**Written instruction:** Pictures aside, repeat every entry exactly.

[Figure record listings]
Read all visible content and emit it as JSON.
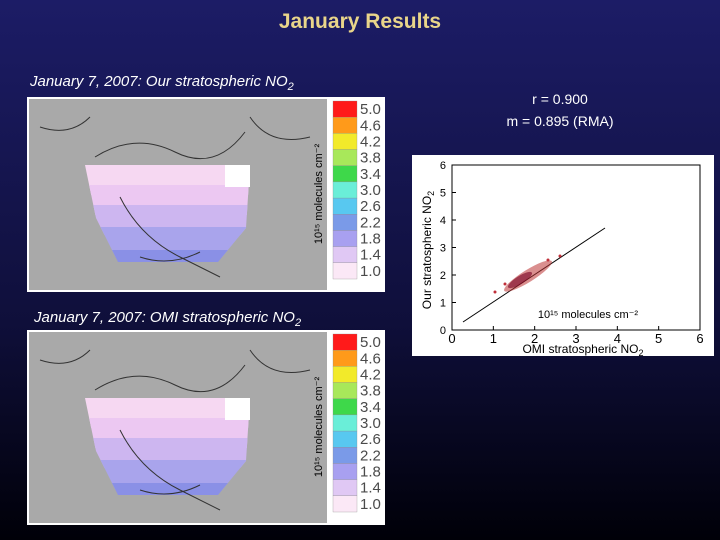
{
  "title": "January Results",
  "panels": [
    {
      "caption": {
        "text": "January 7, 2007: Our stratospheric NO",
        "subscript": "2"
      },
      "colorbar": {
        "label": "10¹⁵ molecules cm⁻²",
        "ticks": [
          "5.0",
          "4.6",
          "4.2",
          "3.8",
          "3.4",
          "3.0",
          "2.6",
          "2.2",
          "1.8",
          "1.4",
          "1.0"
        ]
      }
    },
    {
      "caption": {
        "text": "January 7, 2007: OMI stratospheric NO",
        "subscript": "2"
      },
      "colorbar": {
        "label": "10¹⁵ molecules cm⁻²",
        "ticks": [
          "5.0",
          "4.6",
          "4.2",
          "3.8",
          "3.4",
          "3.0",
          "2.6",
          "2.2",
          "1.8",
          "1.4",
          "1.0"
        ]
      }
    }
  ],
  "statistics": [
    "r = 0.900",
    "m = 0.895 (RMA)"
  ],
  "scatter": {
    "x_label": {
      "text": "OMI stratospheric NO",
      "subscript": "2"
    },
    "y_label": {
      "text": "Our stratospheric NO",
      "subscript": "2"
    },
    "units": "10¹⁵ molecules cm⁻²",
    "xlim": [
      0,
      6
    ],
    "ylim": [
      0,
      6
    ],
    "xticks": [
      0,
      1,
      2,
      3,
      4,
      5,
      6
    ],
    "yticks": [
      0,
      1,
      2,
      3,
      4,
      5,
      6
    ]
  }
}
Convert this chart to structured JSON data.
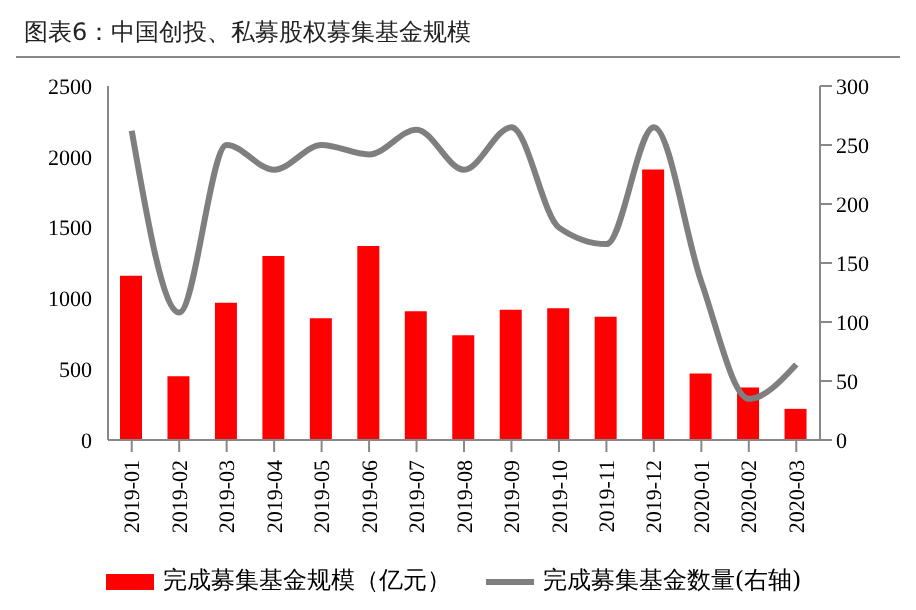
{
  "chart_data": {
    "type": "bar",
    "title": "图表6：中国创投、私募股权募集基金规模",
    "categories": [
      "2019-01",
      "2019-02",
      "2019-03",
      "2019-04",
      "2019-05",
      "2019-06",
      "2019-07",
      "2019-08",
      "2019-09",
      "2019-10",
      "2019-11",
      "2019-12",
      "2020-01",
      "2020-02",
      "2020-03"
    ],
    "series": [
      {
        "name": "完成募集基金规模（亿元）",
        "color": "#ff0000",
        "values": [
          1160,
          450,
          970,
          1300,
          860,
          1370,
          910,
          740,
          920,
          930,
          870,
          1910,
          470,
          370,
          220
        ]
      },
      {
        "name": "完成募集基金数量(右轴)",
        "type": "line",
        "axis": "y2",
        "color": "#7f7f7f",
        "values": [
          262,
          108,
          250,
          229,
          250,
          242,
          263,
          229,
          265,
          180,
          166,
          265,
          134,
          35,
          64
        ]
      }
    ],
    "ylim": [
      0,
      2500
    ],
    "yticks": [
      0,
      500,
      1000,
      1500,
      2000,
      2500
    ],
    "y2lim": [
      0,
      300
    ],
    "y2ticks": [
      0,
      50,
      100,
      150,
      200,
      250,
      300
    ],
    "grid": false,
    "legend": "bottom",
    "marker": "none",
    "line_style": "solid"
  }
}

**Result:**
Read all visible content and emit it as JSON.
{
  "title": "January Results",
  "panels": [
    {
      "caption": {
        "text": "January 7, 2007: Our stratospheric NO",
        "subscript": "2"
      },
      "colorbar": {
        "label": "10¹⁵ molecules cm⁻²",
        "ticks": [
          "5.0",
          "4.6",
          "4.2",
          "3.8",
          "3.4",
          "3.0",
          "2.6",
          "2.2",
          "1.8",
          "1.4",
          "1.0"
        ]
      }
    },
    {
      "caption": {
        "text": "January 7, 2007: OMI stratospheric NO",
        "subscript": "2"
      },
      "colorbar": {
        "label": "10¹⁵ molecules cm⁻²",
        "ticks": [
          "5.0",
          "4.6",
          "4.2",
          "3.8",
          "3.4",
          "3.0",
          "2.6",
          "2.2",
          "1.8",
          "1.4",
          "1.0"
        ]
      }
    }
  ],
  "statistics": [
    "r = 0.900",
    "m = 0.895 (RMA)"
  ],
  "scatter": {
    "x_label": {
      "text": "OMI stratospheric NO",
      "subscript": "2"
    },
    "y_label": {
      "text": "Our stratospheric NO",
      "subscript": "2"
    },
    "units": "10¹⁵ molecules cm⁻²",
    "xlim": [
      0,
      6
    ],
    "ylim": [
      0,
      6
    ],
    "xticks": [
      0,
      1,
      2,
      3,
      4,
      5,
      6
    ],
    "yticks": [
      0,
      1,
      2,
      3,
      4,
      5,
      6
    ]
  }
}
Convert this chart to structured JSON data.
{
  "chart_data": {
    "type": "bar",
    "title": "图表6：中国创投、私募股权募集基金规模",
    "categories": [
      "2019-01",
      "2019-02",
      "2019-03",
      "2019-04",
      "2019-05",
      "2019-06",
      "2019-07",
      "2019-08",
      "2019-09",
      "2019-10",
      "2019-11",
      "2019-12",
      "2020-01",
      "2020-02",
      "2020-03"
    ],
    "series": [
      {
        "name": "完成募集基金规模（亿元）",
        "color": "#ff0000",
        "values": [
          1160,
          450,
          970,
          1300,
          860,
          1370,
          910,
          740,
          920,
          930,
          870,
          1910,
          470,
          370,
          220
        ]
      },
      {
        "name": "完成募集基金数量(右轴)",
        "type": "line",
        "axis": "y2",
        "color": "#7f7f7f",
        "values": [
          262,
          108,
          250,
          229,
          250,
          242,
          263,
          229,
          265,
          180,
          166,
          265,
          134,
          35,
          64
        ]
      }
    ],
    "ylim": [
      0,
      2500
    ],
    "yticks": [
      0,
      500,
      1000,
      1500,
      2000,
      2500
    ],
    "y2lim": [
      0,
      300
    ],
    "y2ticks": [
      0,
      50,
      100,
      150,
      200,
      250,
      300
    ],
    "grid": false,
    "legend": "bottom",
    "marker": "none",
    "line_style": "solid"
  }
}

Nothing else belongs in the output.